* [What to work on] Every line in the listing is to be echoed verbatim.

* [Stored dataset items]
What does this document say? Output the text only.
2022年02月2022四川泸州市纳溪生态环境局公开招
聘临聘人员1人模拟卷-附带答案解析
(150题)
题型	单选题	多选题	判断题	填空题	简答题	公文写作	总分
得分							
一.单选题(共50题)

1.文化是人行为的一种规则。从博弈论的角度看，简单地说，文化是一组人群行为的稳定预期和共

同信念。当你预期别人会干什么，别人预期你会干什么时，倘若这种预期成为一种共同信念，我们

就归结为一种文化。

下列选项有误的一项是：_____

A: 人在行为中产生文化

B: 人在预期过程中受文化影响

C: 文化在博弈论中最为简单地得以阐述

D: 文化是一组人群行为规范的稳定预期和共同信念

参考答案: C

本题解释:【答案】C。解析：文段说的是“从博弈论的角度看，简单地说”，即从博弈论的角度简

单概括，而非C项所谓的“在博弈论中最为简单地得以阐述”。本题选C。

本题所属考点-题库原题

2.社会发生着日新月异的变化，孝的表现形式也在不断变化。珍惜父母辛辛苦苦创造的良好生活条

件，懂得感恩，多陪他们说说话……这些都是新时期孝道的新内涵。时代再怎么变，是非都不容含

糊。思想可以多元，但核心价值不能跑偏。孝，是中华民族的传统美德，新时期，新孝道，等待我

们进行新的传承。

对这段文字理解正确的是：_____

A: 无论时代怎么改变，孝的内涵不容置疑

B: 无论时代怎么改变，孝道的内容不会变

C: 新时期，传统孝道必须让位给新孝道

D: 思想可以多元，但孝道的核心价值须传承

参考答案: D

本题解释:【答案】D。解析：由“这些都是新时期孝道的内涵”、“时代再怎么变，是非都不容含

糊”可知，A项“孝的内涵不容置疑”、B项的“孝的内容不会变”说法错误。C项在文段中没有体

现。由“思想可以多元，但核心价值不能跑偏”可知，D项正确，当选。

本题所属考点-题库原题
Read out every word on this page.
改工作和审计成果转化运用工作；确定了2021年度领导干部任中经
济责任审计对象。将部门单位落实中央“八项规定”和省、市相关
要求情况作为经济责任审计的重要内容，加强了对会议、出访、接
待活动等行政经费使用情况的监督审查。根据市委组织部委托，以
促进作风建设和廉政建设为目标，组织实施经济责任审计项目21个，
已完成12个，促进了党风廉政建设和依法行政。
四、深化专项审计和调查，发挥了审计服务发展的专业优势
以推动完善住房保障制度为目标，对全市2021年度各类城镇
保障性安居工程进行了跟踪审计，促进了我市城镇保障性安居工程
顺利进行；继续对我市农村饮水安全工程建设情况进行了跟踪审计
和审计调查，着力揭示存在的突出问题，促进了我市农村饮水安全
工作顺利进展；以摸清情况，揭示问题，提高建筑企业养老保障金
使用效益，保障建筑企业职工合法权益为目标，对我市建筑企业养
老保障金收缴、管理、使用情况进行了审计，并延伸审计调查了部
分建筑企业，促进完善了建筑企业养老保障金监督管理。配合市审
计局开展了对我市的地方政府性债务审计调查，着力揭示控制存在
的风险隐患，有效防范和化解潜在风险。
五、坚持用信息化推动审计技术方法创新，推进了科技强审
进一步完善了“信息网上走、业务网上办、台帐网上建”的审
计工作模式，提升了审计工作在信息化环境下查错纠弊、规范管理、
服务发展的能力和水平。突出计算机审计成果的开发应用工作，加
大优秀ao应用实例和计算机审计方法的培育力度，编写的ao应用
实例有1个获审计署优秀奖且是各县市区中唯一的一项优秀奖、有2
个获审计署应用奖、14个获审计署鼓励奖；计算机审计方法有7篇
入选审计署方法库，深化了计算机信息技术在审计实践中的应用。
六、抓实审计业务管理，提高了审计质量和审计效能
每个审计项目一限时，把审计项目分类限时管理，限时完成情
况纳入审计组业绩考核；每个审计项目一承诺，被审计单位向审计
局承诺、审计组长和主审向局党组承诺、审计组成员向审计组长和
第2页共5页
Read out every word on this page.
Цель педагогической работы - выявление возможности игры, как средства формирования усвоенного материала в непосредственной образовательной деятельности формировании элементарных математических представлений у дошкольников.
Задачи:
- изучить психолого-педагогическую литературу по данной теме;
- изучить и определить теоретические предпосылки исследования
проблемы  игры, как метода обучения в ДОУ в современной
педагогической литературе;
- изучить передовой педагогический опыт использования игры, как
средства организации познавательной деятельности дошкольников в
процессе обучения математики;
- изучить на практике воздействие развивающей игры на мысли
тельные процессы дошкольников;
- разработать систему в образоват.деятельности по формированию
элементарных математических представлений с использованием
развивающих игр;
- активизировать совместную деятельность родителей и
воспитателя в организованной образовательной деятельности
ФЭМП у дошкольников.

* [Answer for this exercise]
What does this document say? Output the text only.
2022年02月2022四川泸州市纳溪生态环境局公开招
聘临聘人员1人模拟卷-附带答案解析
(150题)
题型	单选题	多选题	判断题	填空题	简答题	公文写作	总分
得分							
一.单选题(共50题)

1.文化是人行为的一种规则。从博弈论的角度看，简单地说，文化是一组人群行为的稳定预期和共

同信念。当你预期别人会干什么，别人预期你会干什么时，倘若这种预期成为一种共同信念，我们

就归结为一种文化。

下列选项有误的一项是：_____

A: 人在行为中产生文化

B: 人在预期过程中受文化影响

C: 文化在博弈论中最为简单地得以阐述

D: 文化是一组人群行为规范的稳定预期和共同信念

参考答案: C

本题解释:【答案】C。解析：文段说的是“从博弈论的角度看，简单地说”，即从博弈论的角度简

单概括，而非C项所谓的“在博弈论中最为简单地得以阐述”。本题选C。

本题所属考点-题库原题

2.社会发生着日新月异的变化，孝的表现形式也在不断变化。珍惜父母辛辛苦苦创造的良好生活条

件，懂得感恩，多陪他们说说话……这些都是新时期孝道的新内涵。时代再怎么变，是非都不容含

糊。思想可以多元，但核心价值不能跑偏。孝，是中华民族的传统美德，新时期，新孝道，等待我

们进行新的传承。

对这段文字理解正确的是：_____

A: 无论时代怎么改变，孝的内涵不容置疑

B: 无论时代怎么改变，孝道的内容不会变

C: 新时期，传统孝道必须让位给新孝道

D: 思想可以多元，但孝道的核心价值须传承

参考答案: D

本题解释:【答案】D。解析：由“这些都是新时期孝道的内涵”、“时代再怎么变，是非都不容含

糊”可知，A项“孝的内涵不容置疑”、B项的“孝的内容不会变”说法错误。C项在文段中没有体

现。由“思想可以多元，但核心价值不能跑偏”可知，D项正确，当选。

本题所属考点-题库原题
Read out every word on this page.
改工作和审计成果转化运用工作；确定了2021年度领导干部任中经
济责任审计对象。将部门单位落实中央“八项规定”和省、市相关
要求情况作为经济责任审计的重要内容，加强了对会议、出访、接
待活动等行政经费使用情况的监督审查。根据市委组织部委托，以
促进作风建设和廉政建设为目标，组织实施经济责任审计项目21个，
已完成12个，促进了党风廉政建设和依法行政。
四、深化专项审计和调查，发挥了审计服务发展的专业优势
以推动完善住房保障制度为目标，对全市2021年度各类城镇
保障性安居工程进行了跟踪审计，促进了我市城镇保障性安居工程
顺利进行；继续对我市农村饮水安全工程建设情况进行了跟踪审计
和审计调查，着力揭示存在的突出问题，促进了我市农村饮水安全
工作顺利进展；以摸清情况，揭示问题，提高建筑企业养老保障金
使用效益，保障建筑企业职工合法权益为目标，对我市建筑企业养
老保障金收缴、管理、使用情况进行了审计，并延伸审计调查了部
分建筑企业，促进完善了建筑企业养老保障金监督管理。配合市审
计局开展了对我市的地方政府性债务审计调查，着力揭示控制存在
的风险隐患，有效防范和化解潜在风险。
五、坚持用信息化推动审计技术方法创新，推进了科技强审
进一步完善了“信息网上走、业务网上办、台帐网上建”的审
计工作模式，提升了审计工作在信息化环境下查错纠弊、规范管理、
服务发展的能力和水平。突出计算机审计成果的开发应用工作，加
大优秀ao应用实例和计算机审计方法的培育力度，编写的ao应用
实例有1个获审计署优秀奖且是各县市区中唯一的一项优秀奖、有2
个获审计署应用奖、14个获审计署鼓励奖；计算机审计方法有7篇
入选审计署方法库，深化了计算机信息技术在审计实践中的应用。
六、抓实审计业务管理，提高了审计质量和审计效能
每个审计项目一限时，把审计项目分类限时管理，限时完成情
况纳入审计组业绩考核；每个审计项目一承诺，被审计单位向审计
局承诺、审计组长和主审向局党组承诺、审计组成员向审计组长和
第2页共5页
Read out every word on this page.
Цель педагогической работы - выявление возможности игры, как средства формирования усвоенного материала в непосредственной образовательной деятельности формировании элементарных математических представлений у дошкольников.
Задачи:
- изучить психолого-педагогическую литературу по данной теме;
- изучить и определить теоретические предпосылки исследования
проблемы  игры, как метода обучения в ДОУ в современной
педагогической литературе;
- изучить передовой педагогический опыт использования игры, как
средства организации познавательной деятельности дошкольников в
процессе обучения математики;
- изучить на практике воздействие развивающей игры на мысли
тельные процессы дошкольников;
- разработать систему в образоват.деятельности по формированию
элементарных математических представлений с использованием
развивающих игр;
- активизировать совместную деятельность родителей и
воспитателя в организованной образовательной деятельности
ФЭМП у дошкольников.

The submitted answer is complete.